Scan the data below for the string "favicon". Show every line where it turns up.

◇ ◇ ◇ ◇ ◇

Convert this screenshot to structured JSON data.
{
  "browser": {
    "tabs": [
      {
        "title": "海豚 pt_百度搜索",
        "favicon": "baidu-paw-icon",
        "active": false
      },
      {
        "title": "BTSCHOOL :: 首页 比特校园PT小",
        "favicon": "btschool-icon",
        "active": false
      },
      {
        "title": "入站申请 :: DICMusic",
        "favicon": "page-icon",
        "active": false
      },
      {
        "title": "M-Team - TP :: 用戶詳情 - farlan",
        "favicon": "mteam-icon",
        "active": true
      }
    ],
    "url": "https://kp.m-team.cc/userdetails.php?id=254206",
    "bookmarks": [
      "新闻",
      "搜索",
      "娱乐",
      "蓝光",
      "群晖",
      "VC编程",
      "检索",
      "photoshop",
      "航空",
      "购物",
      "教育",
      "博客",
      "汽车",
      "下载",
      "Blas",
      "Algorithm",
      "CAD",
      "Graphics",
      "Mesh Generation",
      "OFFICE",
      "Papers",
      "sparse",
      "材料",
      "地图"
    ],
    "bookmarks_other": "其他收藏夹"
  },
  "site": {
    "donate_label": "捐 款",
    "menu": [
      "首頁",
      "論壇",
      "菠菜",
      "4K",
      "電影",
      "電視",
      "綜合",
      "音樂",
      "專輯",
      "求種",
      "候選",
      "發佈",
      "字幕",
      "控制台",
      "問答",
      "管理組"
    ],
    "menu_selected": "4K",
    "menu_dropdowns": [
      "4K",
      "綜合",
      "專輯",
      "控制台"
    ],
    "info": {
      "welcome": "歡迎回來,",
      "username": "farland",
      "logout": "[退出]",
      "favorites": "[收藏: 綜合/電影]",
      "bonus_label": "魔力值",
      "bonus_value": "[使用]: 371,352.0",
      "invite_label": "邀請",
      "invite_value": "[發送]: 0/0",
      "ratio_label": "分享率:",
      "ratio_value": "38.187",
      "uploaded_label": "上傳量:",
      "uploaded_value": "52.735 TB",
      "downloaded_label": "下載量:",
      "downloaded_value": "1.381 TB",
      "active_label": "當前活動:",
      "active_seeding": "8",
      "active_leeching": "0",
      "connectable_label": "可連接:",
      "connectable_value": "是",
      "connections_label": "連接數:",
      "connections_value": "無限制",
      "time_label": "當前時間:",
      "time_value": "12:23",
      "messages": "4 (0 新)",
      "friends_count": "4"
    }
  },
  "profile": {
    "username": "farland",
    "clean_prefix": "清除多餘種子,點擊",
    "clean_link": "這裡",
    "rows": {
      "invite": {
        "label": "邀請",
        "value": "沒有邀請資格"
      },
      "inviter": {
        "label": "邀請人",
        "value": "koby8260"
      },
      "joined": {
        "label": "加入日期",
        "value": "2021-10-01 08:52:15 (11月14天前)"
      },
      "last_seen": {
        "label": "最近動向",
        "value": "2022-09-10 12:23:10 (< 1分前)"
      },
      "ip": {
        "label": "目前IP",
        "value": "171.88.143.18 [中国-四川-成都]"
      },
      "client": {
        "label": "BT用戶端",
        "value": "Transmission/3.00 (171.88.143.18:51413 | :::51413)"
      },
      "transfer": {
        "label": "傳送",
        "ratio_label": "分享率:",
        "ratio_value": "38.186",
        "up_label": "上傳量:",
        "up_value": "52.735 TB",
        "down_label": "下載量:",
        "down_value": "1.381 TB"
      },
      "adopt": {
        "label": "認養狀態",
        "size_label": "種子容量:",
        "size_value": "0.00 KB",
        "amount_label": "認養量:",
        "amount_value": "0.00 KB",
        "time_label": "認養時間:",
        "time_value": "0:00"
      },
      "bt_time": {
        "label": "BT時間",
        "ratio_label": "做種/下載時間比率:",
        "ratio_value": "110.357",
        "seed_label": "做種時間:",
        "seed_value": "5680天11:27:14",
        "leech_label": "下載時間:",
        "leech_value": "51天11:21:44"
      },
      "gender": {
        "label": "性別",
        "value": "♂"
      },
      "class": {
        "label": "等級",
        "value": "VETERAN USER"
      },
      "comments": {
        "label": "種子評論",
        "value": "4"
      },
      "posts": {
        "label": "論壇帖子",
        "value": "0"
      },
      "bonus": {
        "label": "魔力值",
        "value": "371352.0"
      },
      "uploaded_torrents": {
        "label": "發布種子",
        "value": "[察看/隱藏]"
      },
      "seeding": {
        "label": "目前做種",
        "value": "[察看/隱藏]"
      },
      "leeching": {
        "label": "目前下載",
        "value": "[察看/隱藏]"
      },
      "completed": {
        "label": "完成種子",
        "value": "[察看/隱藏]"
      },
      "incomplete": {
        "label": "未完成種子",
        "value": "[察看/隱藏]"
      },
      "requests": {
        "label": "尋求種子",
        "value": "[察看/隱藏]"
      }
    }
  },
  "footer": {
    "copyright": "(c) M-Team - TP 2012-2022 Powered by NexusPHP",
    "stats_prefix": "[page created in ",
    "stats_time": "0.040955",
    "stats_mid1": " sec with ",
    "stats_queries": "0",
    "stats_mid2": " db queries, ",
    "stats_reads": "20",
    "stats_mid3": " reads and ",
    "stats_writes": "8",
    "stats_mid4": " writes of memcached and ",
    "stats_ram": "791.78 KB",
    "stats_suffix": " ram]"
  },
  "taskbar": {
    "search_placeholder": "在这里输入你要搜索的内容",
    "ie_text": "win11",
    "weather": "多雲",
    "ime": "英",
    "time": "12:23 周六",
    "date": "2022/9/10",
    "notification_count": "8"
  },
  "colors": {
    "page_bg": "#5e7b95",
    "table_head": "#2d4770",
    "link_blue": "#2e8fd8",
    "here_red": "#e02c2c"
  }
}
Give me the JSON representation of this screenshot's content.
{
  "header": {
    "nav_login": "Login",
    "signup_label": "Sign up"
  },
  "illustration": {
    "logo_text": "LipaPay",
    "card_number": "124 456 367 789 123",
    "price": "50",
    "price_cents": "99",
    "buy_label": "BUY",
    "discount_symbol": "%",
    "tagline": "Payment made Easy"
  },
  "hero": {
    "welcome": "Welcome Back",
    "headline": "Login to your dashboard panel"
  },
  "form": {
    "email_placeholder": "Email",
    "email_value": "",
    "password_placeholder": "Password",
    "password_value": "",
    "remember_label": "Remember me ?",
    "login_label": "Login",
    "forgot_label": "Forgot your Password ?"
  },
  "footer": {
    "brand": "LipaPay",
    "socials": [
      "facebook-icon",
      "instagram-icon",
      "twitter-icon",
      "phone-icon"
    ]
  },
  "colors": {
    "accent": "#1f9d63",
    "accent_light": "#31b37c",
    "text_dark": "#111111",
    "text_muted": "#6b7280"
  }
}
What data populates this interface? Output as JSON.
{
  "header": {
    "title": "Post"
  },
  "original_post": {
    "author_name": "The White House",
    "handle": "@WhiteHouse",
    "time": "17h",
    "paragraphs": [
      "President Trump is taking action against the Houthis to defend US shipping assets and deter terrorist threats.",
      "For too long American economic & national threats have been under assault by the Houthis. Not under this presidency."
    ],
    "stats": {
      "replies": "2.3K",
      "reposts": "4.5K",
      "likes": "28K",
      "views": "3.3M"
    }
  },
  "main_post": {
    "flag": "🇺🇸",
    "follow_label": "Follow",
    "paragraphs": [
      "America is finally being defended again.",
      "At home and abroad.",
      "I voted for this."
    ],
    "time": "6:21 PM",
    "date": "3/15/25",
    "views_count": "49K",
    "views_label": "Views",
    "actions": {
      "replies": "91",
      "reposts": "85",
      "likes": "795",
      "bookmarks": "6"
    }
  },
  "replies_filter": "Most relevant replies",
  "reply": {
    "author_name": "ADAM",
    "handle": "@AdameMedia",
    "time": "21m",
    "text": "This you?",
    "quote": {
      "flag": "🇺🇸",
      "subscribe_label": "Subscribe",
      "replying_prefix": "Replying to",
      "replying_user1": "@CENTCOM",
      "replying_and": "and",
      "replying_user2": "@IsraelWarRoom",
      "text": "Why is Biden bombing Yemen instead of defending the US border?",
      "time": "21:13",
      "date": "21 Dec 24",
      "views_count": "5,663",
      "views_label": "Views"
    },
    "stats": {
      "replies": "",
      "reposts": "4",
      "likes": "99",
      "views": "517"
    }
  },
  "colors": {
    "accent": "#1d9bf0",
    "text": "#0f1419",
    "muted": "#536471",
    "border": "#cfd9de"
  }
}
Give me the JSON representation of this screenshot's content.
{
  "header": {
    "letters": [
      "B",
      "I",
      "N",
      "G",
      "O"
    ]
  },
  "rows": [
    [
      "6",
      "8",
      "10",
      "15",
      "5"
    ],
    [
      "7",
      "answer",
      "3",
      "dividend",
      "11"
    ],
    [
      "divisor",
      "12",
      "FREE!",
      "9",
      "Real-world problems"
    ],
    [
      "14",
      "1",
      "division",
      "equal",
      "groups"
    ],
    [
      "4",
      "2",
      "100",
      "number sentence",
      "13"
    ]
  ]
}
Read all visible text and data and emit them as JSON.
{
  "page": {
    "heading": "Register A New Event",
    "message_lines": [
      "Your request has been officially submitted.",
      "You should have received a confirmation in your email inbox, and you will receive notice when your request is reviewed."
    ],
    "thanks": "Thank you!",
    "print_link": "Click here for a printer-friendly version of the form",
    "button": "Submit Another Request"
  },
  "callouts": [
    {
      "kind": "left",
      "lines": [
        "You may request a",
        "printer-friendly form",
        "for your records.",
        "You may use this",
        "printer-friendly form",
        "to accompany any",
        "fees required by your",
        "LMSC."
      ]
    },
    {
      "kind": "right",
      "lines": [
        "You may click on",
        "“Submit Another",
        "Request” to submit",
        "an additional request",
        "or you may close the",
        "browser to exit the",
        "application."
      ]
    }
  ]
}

◇ ◇ ◇ ◇ ◇

▶ TASK RESPONSE
        "favicon": "baidu-paw-icon",
        "favicon": "btschool-icon",
        "favicon": "page-icon",
        "favicon": "mteam-icon",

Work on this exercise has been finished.